* Problem to work on: From the entries below, tally how many lines contain "определена" and report only that figure.

* Records provided:

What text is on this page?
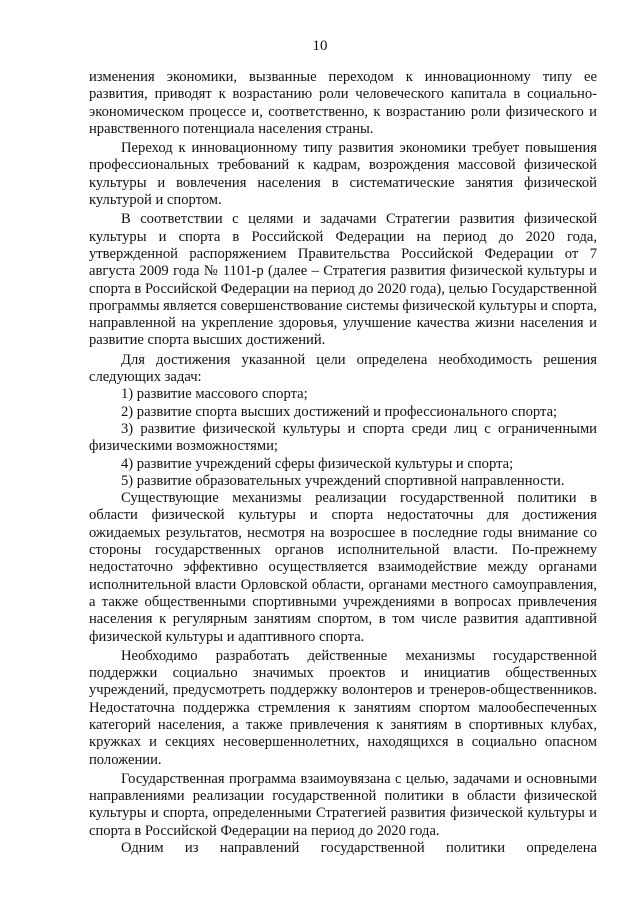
10

изменения экономики, вызванные переходом к инновационному типу ее развития, приводят к возрастанию роли человеческого капитала в социально-экономическом процессе и, соответственно, к возрастанию роли физического и нравственного потенциала населения страны.

Переход к инновационному типу развития экономики требует повышения профессиональных требований к кадрам, возрождения массовой физической культуры и вовлечения населения в систематические занятия физической культурой и спортом.

В соответствии с целями и задачами Стратегии развития физической культуры и спорта в Российской Федерации на период до 2020 года, утвержденной распоряжением Правительства Российской Федерации от 7 августа 2009 года № 1101-р (далее – Стратегия развития физической культуры и спорта в Российской Федерации на период до 2020 года), целью Государственной программы является совершенствование системы физической культуры и спорта, направленной на укрепление здоровья, улучшение качества жизни населения и развитие спорта высших достижений.

Для достижения указанной цели определена необходимость решения следующих задач:

1) развитие массового спорта;

2) развитие спорта высших достижений и профессионального спорта;

3) развитие физической культуры и спорта среди лиц с ограниченными физическими возможностями;

4) развитие учреждений сферы физической культуры и спорта;

5) развитие образовательных учреждений спортивной направленности.

Существующие механизмы реализации государственной политики в области физической культуры и спорта недостаточны для достижения ожидаемых результатов, несмотря на возросшее в последние годы внимание со стороны государственных органов исполнительной власти. По-прежнему недостаточно эффективно осуществляется взаимодействие между органами исполнительной власти Орловской области, органами местного самоуправления, а также общественными спортивными учреждениями в вопросах привлечения населения к регулярным занятиям спортом, в том числе развития адаптивной физической культуры и адаптивного спорта.

Необходимо разработать действенные механизмы государственной поддержки социально значимых проектов и инициатив общественных учреждений, предусмотреть поддержку волонтеров и тренеров-общественников. Недостаточна поддержка стремления к занятиям спортом малообеспеченных категорий населения, а также привлечения к занятиям в спортивных клубах, кружках и секциях несовершеннолетних, находящихся в социально опасном положении.

Государственная программа взаимоувязана с целью, задачами и основными направлениями реализации государственной политики в области физической культуры и спорта, определенными Стратегией развития физической культуры и спорта в Российской Федерации на период до 2020 года.

Одним из направлений государственной политики определена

* Solution to this problem: 2